*** Information given ***

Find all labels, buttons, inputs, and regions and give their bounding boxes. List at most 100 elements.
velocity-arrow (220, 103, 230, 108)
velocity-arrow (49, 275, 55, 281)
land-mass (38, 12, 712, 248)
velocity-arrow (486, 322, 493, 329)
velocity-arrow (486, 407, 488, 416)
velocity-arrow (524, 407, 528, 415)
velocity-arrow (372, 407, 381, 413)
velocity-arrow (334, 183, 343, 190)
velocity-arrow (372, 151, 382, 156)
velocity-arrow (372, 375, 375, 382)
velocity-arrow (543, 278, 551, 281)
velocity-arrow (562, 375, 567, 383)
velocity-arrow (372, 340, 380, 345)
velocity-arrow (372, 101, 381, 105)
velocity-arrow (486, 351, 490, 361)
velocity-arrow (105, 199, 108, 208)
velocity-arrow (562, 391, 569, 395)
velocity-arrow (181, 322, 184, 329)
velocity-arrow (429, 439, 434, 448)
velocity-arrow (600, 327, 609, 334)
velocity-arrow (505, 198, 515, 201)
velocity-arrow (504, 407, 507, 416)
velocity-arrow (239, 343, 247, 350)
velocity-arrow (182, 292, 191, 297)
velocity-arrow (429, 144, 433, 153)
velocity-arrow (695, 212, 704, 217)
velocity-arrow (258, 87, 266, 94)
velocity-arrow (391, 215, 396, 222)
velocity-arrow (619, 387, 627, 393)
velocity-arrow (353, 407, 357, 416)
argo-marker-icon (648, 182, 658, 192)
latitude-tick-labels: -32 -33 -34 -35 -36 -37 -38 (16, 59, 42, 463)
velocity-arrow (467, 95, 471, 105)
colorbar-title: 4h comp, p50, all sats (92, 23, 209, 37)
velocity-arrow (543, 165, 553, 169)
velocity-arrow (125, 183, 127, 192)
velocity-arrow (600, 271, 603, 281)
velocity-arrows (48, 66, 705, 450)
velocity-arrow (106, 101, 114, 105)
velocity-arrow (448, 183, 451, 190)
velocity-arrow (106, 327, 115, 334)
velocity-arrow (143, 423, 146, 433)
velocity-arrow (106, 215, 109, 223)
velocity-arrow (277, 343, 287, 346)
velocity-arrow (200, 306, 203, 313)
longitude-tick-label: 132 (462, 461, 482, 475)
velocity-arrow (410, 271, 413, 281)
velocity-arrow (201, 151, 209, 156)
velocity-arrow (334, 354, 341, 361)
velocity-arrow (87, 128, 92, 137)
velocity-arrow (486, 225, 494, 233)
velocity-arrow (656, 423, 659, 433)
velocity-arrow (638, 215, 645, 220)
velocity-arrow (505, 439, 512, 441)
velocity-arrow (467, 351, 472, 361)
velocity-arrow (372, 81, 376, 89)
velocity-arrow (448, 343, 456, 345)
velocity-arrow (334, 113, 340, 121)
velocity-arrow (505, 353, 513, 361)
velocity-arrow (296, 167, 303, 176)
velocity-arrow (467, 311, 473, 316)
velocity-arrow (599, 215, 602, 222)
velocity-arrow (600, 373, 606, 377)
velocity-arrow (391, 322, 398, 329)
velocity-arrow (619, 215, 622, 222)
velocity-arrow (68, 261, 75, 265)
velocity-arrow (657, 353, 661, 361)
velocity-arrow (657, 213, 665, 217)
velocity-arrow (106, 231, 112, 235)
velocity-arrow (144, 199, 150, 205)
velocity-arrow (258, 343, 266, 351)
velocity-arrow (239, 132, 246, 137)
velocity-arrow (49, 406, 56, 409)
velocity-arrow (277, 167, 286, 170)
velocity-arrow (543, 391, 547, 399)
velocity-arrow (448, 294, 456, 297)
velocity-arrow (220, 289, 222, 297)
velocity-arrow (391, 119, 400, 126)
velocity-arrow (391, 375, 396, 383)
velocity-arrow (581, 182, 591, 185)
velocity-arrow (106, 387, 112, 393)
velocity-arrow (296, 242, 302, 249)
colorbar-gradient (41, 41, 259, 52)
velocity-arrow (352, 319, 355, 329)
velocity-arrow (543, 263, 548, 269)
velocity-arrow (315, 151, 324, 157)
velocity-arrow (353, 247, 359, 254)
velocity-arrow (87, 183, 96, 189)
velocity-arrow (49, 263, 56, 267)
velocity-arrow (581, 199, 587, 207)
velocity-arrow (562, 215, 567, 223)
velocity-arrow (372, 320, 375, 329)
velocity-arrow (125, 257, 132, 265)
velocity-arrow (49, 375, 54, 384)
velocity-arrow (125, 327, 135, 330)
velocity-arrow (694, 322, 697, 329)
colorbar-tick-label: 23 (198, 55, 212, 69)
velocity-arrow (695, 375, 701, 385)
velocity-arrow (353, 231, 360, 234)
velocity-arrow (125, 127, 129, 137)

***

> _Problem requirements_: Replace "land-mass" with "landmass" in the lines from the first line through the line with "velocity-arrow (372, 101, 381, 105)", and give those lines again with everything else unchanged.

> _Written response_:
Find all labels, buttons, inputs, and regions and give their bounding boxes. List at most 100 elements.
velocity-arrow (220, 103, 230, 108)
velocity-arrow (49, 275, 55, 281)
landmass (38, 12, 712, 248)
velocity-arrow (486, 322, 493, 329)
velocity-arrow (486, 407, 488, 416)
velocity-arrow (524, 407, 528, 415)
velocity-arrow (372, 407, 381, 413)
velocity-arrow (334, 183, 343, 190)
velocity-arrow (372, 151, 382, 156)
velocity-arrow (372, 375, 375, 382)
velocity-arrow (543, 278, 551, 281)
velocity-arrow (562, 375, 567, 383)
velocity-arrow (372, 340, 380, 345)
velocity-arrow (372, 101, 381, 105)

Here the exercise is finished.